### PROBLEM DESCRIPTION
Write down each entry again, exactly as it reads.

[Dataset entries on figures]
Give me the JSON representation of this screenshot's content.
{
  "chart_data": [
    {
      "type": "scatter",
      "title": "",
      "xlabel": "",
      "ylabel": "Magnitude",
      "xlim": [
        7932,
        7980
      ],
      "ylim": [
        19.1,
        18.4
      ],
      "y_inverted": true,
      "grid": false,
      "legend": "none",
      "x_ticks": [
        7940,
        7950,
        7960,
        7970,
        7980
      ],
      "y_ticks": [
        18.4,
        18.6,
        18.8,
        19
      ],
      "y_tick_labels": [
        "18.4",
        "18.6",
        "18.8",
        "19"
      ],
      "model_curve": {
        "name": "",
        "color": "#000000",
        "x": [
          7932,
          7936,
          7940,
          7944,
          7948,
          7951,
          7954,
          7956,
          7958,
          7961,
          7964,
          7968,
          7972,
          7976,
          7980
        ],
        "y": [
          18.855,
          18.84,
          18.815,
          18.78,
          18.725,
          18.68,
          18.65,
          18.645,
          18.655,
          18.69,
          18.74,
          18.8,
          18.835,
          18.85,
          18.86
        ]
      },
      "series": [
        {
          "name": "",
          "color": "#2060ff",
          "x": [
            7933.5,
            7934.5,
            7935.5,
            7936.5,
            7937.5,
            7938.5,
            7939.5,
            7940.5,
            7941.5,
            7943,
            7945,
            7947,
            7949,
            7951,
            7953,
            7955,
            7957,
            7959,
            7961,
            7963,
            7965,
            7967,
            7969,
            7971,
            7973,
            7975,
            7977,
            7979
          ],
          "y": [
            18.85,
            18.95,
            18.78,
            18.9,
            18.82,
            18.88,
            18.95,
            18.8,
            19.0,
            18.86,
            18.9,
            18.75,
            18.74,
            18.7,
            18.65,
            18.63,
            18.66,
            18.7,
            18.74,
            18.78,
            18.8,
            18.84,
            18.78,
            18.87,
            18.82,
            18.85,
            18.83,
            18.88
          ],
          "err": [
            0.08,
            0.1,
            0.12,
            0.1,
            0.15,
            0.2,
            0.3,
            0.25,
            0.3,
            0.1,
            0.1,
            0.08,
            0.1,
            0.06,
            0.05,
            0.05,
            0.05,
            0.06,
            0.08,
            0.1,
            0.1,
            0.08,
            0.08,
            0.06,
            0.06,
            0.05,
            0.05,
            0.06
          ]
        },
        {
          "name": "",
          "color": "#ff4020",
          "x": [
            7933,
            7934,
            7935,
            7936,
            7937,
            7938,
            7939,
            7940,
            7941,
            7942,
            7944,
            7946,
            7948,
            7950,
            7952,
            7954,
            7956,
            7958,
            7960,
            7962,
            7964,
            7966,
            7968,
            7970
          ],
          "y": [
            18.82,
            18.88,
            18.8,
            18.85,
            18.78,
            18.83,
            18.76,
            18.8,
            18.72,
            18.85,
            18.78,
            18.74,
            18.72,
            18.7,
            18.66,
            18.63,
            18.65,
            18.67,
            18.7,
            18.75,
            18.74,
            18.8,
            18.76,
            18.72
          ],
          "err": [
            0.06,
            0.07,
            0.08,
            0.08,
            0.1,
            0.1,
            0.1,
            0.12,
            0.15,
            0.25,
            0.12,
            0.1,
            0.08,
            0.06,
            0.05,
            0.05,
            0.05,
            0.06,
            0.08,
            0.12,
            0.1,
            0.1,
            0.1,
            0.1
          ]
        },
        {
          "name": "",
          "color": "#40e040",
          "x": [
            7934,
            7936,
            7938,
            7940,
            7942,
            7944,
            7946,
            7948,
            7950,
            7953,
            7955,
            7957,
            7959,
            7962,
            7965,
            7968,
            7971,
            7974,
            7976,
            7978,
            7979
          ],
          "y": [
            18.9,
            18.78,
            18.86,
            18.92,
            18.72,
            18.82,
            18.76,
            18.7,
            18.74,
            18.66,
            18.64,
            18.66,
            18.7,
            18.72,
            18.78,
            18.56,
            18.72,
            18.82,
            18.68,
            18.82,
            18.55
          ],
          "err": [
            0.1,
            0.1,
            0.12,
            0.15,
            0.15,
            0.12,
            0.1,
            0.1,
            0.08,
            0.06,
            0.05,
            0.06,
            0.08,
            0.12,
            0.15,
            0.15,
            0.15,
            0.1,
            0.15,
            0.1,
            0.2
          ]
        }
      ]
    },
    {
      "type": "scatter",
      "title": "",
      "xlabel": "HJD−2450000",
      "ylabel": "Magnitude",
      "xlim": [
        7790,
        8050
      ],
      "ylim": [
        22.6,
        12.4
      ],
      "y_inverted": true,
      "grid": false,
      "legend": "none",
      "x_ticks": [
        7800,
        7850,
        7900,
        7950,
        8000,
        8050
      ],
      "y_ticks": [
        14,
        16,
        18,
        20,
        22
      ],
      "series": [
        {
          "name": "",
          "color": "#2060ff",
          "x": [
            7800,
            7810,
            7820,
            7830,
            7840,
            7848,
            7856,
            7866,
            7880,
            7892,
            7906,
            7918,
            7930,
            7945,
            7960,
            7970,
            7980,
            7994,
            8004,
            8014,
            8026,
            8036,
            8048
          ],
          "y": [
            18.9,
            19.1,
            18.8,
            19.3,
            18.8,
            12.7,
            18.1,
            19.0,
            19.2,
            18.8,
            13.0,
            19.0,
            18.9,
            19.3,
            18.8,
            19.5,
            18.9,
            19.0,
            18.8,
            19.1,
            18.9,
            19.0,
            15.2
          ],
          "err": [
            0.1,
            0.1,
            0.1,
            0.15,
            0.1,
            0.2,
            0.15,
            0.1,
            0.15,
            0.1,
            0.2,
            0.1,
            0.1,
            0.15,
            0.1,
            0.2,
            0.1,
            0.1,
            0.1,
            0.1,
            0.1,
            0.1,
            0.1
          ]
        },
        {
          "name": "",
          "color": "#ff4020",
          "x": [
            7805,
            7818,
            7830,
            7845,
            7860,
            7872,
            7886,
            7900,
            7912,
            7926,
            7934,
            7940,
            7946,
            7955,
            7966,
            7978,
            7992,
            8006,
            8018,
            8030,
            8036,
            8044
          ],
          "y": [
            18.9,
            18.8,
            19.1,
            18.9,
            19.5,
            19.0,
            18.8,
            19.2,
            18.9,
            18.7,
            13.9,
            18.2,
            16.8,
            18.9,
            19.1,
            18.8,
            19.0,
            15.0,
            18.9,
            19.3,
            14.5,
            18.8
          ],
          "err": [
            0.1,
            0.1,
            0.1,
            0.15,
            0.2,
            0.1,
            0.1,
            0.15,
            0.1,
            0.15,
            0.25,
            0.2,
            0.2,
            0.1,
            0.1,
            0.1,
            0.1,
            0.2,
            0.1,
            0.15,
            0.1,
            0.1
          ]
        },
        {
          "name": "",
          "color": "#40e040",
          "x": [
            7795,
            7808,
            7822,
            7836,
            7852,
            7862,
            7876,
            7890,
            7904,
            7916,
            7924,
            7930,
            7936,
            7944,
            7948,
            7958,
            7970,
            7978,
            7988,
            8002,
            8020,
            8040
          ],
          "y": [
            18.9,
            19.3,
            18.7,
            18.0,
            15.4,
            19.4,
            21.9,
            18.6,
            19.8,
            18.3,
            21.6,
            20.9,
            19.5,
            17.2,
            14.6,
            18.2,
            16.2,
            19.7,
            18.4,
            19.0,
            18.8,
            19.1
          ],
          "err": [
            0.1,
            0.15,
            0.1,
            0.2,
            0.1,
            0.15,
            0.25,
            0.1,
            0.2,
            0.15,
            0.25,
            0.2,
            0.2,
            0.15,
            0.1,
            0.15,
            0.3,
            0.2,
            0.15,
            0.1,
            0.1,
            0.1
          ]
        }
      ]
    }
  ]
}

### ANSWER FOR THE TASK
Give me the JSON representation of this screenshot's content.
{
  "chart_data": [
    {
      "type": "scatter",
      "title": "",
      "xlabel": "",
      "ylabel": "Magnitude",
      "xlim": [
        7932,
        7980
      ],
      "ylim": [
        19.1,
        18.4
      ],
      "y_inverted": true,
      "grid": false,
      "legend": "none",
      "x_ticks": [
        7940,
        7950,
        7960,
        7970,
        7980
      ],
      "y_ticks": [
        18.4,
        18.6,
        18.8,
        19
      ],
      "y_tick_labels": [
        "18.4",
        "18.6",
        "18.8",
        "19"
      ],
      "model_curve": {
        "name": "",
        "color": "#000000",
        "x": [
          7932,
          7936,
          7940,
          7944,
          7948,
          7951,
          7954,
          7956,
          7958,
          7961,
          7964,
          7968,
          7972,
          7976,
          7980
        ],
        "y": [
          18.855,
          18.84,
          18.815,
          18.78,
          18.725,
          18.68,
          18.65,
          18.645,
          18.655,
          18.69,
          18.74,
          18.8,
          18.835,
          18.85,
          18.86
        ]
      },
      "series": [
        {
          "name": "",
          "color": "#2060ff",
          "x": [
            7933.5,
            7934.5,
            7935.5,
            7936.5,
            7937.5,
            7938.5,
            7939.5,
            7940.5,
            7941.5,
            7943,
            7945,
            7947,
            7949,
            7951,
            7953,
            7955,
            7957,
            7959,
            7961,
            7963,
            7965,
            7967,
            7969,
            7971,
            7973,
            7975,
            7977,
            7979
          ],
          "y": [
            18.85,
            18.95,
            18.78,
            18.9,
            18.82,
            18.88,
            18.95,
            18.8,
            19.0,
            18.86,
            18.9,
            18.75,
            18.74,
            18.7,
            18.65,
            18.63,
            18.66,
            18.7,
            18.74,
            18.78,
            18.8,
            18.84,
            18.78,
            18.87,
            18.82,
            18.85,
            18.83,
            18.88
          ],
          "err": [
            0.08,
            0.1,
            0.12,
            0.1,
            0.15,
            0.2,
            0.3,
            0.25,
            0.3,
            0.1,
            0.1,
            0.08,
            0.1,
            0.06,
            0.05,
            0.05,
            0.05,
            0.06,
            0.08,
            0.1,
            0.1,
            0.08,
            0.08,
            0.06,
            0.06,
            0.05,
            0.05,
            0.06
          ]
        },
        {
          "name": "",
          "color": "#ff4020",
          "x": [
            7933,
            7934,
            7935,
            7936,
            7937,
            7938,
            7939,
            7940,
            7941,
            7942,
            7944,
            7946,
            7948,
            7950,
            7952,
            7954,
            7956,
            7958,
            7960,
            7962,
            7964,
            7966,
            7968,
            7970
          ],
          "y": [
            18.82,
            18.88,
            18.8,
            18.85,
            18.78,
            18.83,
            18.76,
            18.8,
            18.72,
            18.85,
            18.78,
            18.74,
            18.72,
            18.7,
            18.66,
            18.63,
            18.65,
            18.67,
            18.7,
            18.75,
            18.74,
            18.8,
            18.76,
            18.72
          ],
          "err": [
            0.06,
            0.07,
            0.08,
            0.08,
            0.1,
            0.1,
            0.1,
            0.12,
            0.15,
            0.25,
            0.12,
            0.1,
            0.08,
            0.06,
            0.05,
            0.05,
            0.05,
            0.06,
            0.08,
            0.12,
            0.1,
            0.1,
            0.1,
            0.1
          ]
        },
        {
          "name": "",
          "color": "#40e040",
          "x": [
            7934,
            7936,
            7938,
            7940,
            7942,
            7944,
            7946,
            7948,
            7950,
            7953,
            7955,
            7957,
            7959,
            7962,
            7965,
            7968,
            7971,
            7974,
            7976,
            7978,
            7979
          ],
          "y": [
            18.9,
            18.78,
            18.86,
            18.92,
            18.72,
            18.82,
            18.76,
            18.7,
            18.74,
            18.66,
            18.64,
            18.66,
            18.7,
            18.72,
            18.78,
            18.56,
            18.72,
            18.82,
            18.68,
            18.82,
            18.55
          ],
          "err": [
            0.1,
            0.1,
            0.12,
            0.15,
            0.15,
            0.12,
            0.1,
            0.1,
            0.08,
            0.06,
            0.05,
            0.06,
            0.08,
            0.12,
            0.15,
            0.15,
            0.15,
            0.1,
            0.15,
            0.1,
            0.2
          ]
        }
      ]
    },
    {
      "type": "scatter",
      "title": "",
      "xlabel": "HJD−2450000",
      "ylabel": "Magnitude",
      "xlim": [
        7790,
        8050
      ],
      "ylim": [
        22.6,
        12.4
      ],
      "y_inverted": true,
      "grid": false,
      "legend": "none",
      "x_ticks": [
        7800,
        7850,
        7900,
        7950,
        8000,
        8050
      ],
      "y_ticks": [
        14,
        16,
        18,
        20,
        22
      ],
      "series": [
        {
          "name": "",
          "color": "#2060ff",
          "x": [
            7800,
            7810,
            7820,
            7830,
            7840,
            7848,
            7856,
            7866,
            7880,
            7892,
            7906,
            7918,
            7930,
            7945,
            7960,
            7970,
            7980,
            7994,
            8004,
            8014,
            8026,
            8036,
            8048
          ],
          "y": [
            18.9,
            19.1,
            18.8,
            19.3,
            18.8,
            12.7,
            18.1,
            19.0,
            19.2,
            18.8,
            13.0,
            19.0,
            18.9,
            19.3,
            18.8,
            19.5,
            18.9,
            19.0,
            18.8,
            19.1,
            18.9,
            19.0,
            15.2
          ],
          "err": [
            0.1,
            0.1,
            0.1,
            0.15,
            0.1,
            0.2,
            0.15,
            0.1,
            0.15,
            0.1,
            0.2,
            0.1,
            0.1,
            0.15,
            0.1,
            0.2,
            0.1,
            0.1,
            0.1,
            0.1,
            0.1,
            0.1,
            0.1
          ]
        },
        {
          "name": "",
          "color": "#ff4020",
          "x": [
            7805,
            7818,
            7830,
            7845,
            7860,
            7872,
            7886,
            7900,
            7912,
            7926,
            7934,
            7940,
            7946,
            7955,
            7966,
            7978,
            7992,
            8006,
            8018,
            8030,
            8036,
            8044
          ],
          "y": [
            18.9,
            18.8,
            19.1,
            18.9,
            19.5,
            19.0,
            18.8,
            19.2,
            18.9,
            18.7,
            13.9,
            18.2,
            16.8,
            18.9,
            19.1,
            18.8,
            19.0,
            15.0,
            18.9,
            19.3,
            14.5,
            18.8
          ],
          "err": [
            0.1,
            0.1,
            0.1,
            0.15,
            0.2,
            0.1,
            0.1,
            0.15,
            0.1,
            0.15,
            0.25,
            0.2,
            0.2,
            0.1,
            0.1,
            0.1,
            0.1,
            0.2,
            0.1,
            0.15,
            0.1,
            0.1
          ]
        },
        {
          "name": "",
          "color": "#40e040",
          "x": [
            7795,
            7808,
            7822,
            7836,
            7852,
            7862,
            7876,
            7890,
            7904,
            7916,
            7924,
            7930,
            7936,
            7944,
            7948,
            7958,
            7970,
            7978,
            7988,
            8002,
            8020,
            8040
          ],
          "y": [
            18.9,
            19.3,
            18.7,
            18.0,
            15.4,
            19.4,
            21.9,
            18.6,
            19.8,
            18.3,
            21.6,
            20.9,
            19.5,
            17.2,
            14.6,
            18.2,
            16.2,
            19.7,
            18.4,
            19.0,
            18.8,
            19.1
          ],
          "err": [
            0.1,
            0.15,
            0.1,
            0.2,
            0.1,
            0.15,
            0.25,
            0.1,
            0.2,
            0.15,
            0.25,
            0.2,
            0.2,
            0.15,
            0.1,
            0.15,
            0.3,
            0.2,
            0.15,
            0.1,
            0.1,
            0.1
          ]
        }
      ]
    }
  ]
}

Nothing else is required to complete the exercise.